Entries start

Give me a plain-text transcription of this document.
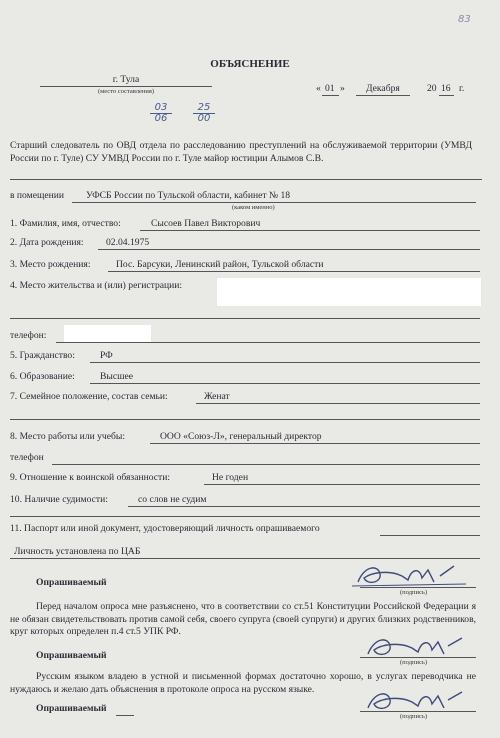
83
ОБЪЯСНЕНИЕ
г. Тула
(место составления)	« 01 » Декабря	20 16 г.
03
06
25
00
Старший следователь по ОВД отдела по расследованию преступлений на обслуживаемой территории (УМВД России по г. Туле) СУ УМВД России по г. Туле майор юстиции Алымов С.В.
в помещении УФСБ России по Тульской области, кабинет № 18
(каком именно)
1. Фамилия, имя, отчество:	Сысоев Павел Викторович
2. Дата рождения: 02.04.1975
3. Место рождения:	Пос. Барсуки, Ленинский район, Тульской области
4. Место жительства и (или) регистрации:
телефон:
5. Гражданство:	РФ
6. Образование:	Высшее
7. Семейное положение, состав семьи:	Женат
8. Место работы или учебы:	ООО «Союз-Л», генеральный директор
телефон
9. Отношение к воинской обязанности:	Не годен
10. Наличие судимости:	со слов не судим
11. Паспорт или иной документ, удостоверяющий личность опрашиваемого
Личность установлена по ЦАБ
Опрашиваемый
(подпись)
Перед началом опроса мне разъяснено, что в соответствии со ст.51 Конституции Российской Федерации я не обязан свидетельствовать против самой себя, своего супруга (своей супруги) и других близких родственников, круг которых определен п.4 ст.5 УПК РФ.
Опрашиваемый
(подпись)
Русским языком владею в устной и письменной формах достаточно хорошо, в услугах переводчика не нуждаюсь и желаю дать объяснения в протоколе опроса на русском языке.
Опрашиваемый
(подпись)
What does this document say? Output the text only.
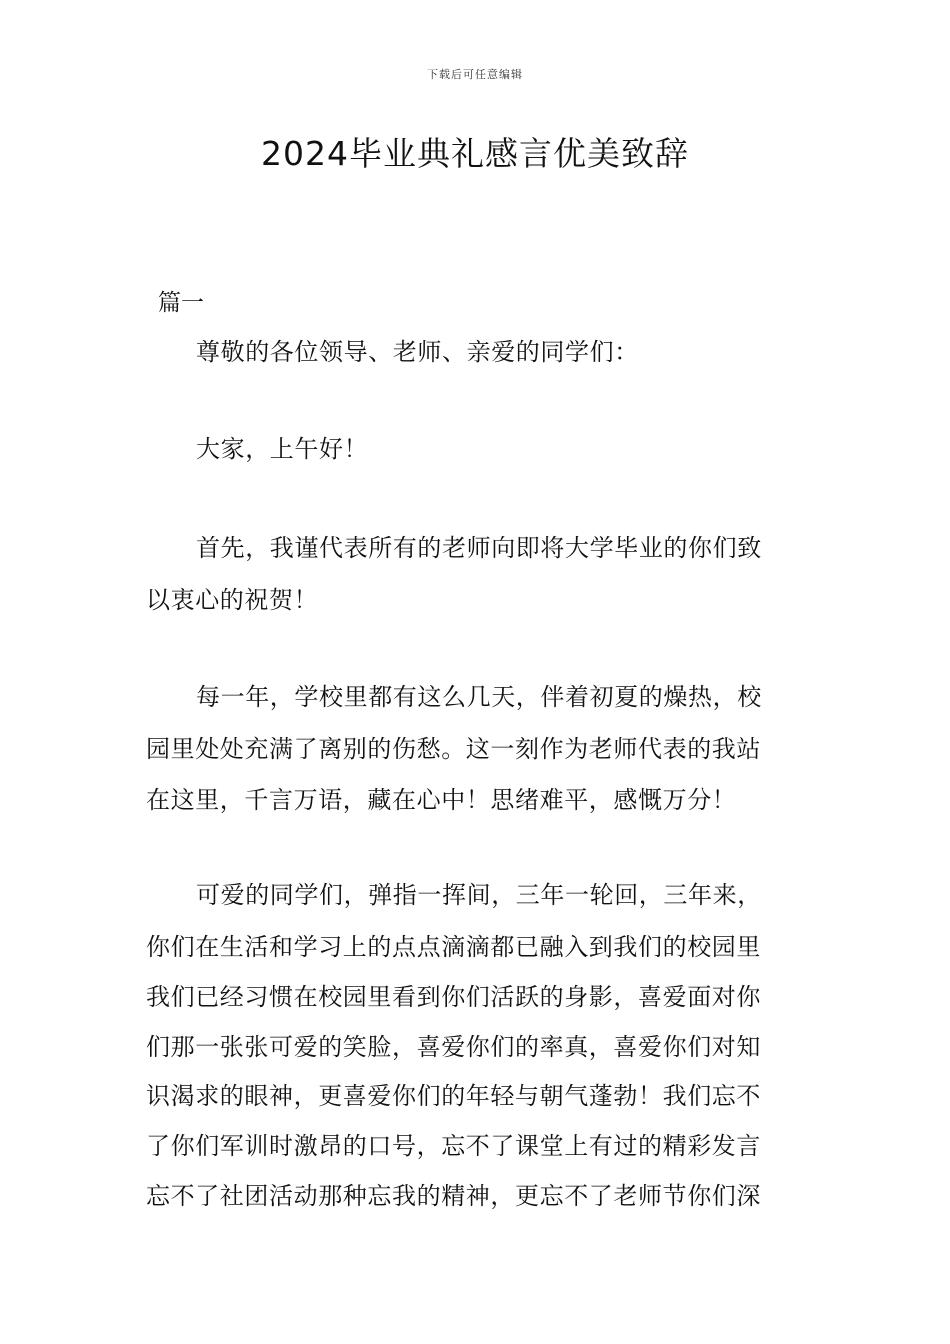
下载后可任意编辑
2024毕业典礼感言优美致辞
篇一
尊敬的各位领导、老师、亲爱的同学们：
大家，上午好！
首先，我谨代表所有的老师向即将大学毕业的你们致
以衷心的祝贺！
每一年，学校里都有这么几天，伴着初夏的燥热，校
园里处处充满了离别的伤愁。这一刻作为老师代表的我站
在这里，千言万语，藏在心中！思绪难平，感慨万分！
可爱的同学们，弹指一挥间，三年一轮回，三年来，
你们在生活和学习上的点点滴滴都已融入到我们的校园里
我们已经习惯在校园里看到你们活跃的身影，喜爱面对你
们那一张张可爱的笑脸，喜爱你们的率真，喜爱你们对知
识渴求的眼神，更喜爱你们的年轻与朝气蓬勃！我们忘不
了你们军训时激昂的口号，忘不了课堂上有过的精彩发言
忘不了社团活动那种忘我的精神，更忘不了老师节你们深
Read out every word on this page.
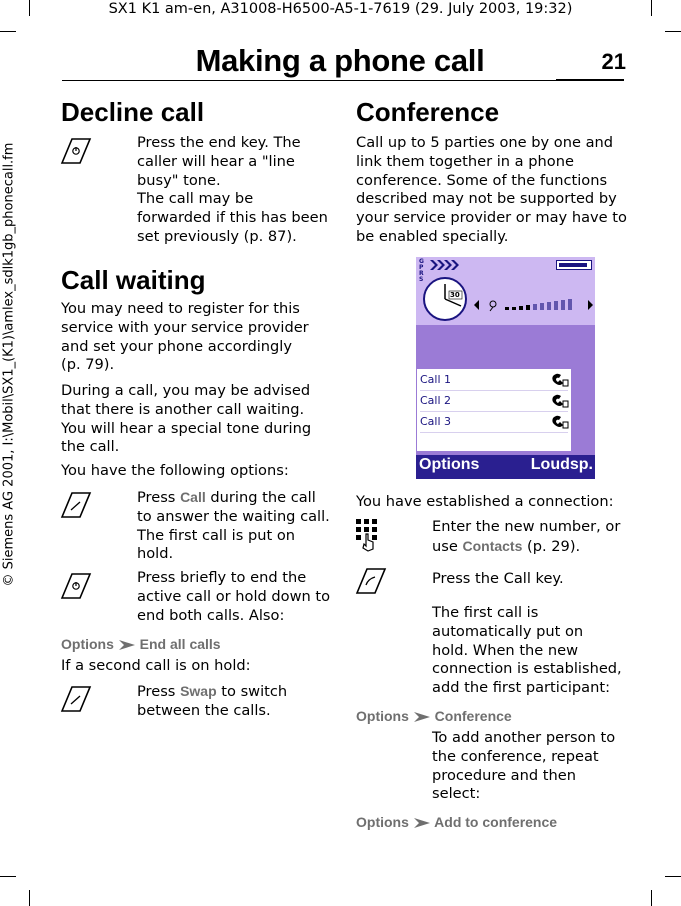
SX1 K1 am-en, A31008-H6500-A5-1-7619 (29. July 2003, 19:32)
Making a phone call	21
© Siemens AG 2001, I:\Mobil\SX1_(K1)\amlex_sdlk1gb_phonecall.fm
Decline call
Press the end key. The
caller will hear a "line
busy" tone.
The call may be
forwarded if this has been
set previously (p. 87).
Call waiting
You may need to register for this
service with your service provider
and set your phone accordingly
(p. 79).
During a call, you may be advised
that there is another call waiting.
You will hear a special tone during
the call.
You have the following options:
Press Call during the call
to answer the waiting call.
The first call is put on
hold.
Press briefly to end the
active call or hold down to
end both calls. Also:
Options End all calls
If a second call is on hold:
Press Swap to switch
between the calls.
Conference
Call up to 5 parties one by one and
link them together in a phone
conference. Some of the functions
described may not be supported by
your service provider or may have to
be enabled specially.
GPRS
30
Call 1
Call 2
Call 3
Options	Loudsp.
You have established a connection:
Enter the new number, or
use Contacts (p. 29).
Press the Call key.
The first call is
automatically put on
hold. When the new
connection is established,
add the first participant:
Options Conference
To add another person to
the conference, repeat
procedure and then
select:
Options Add to conference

Entries end

- _Aim of the exercise_
Pull out every line above that holds the word "hear".

- _The reply_
caller will hear a "line
You will hear a special tone during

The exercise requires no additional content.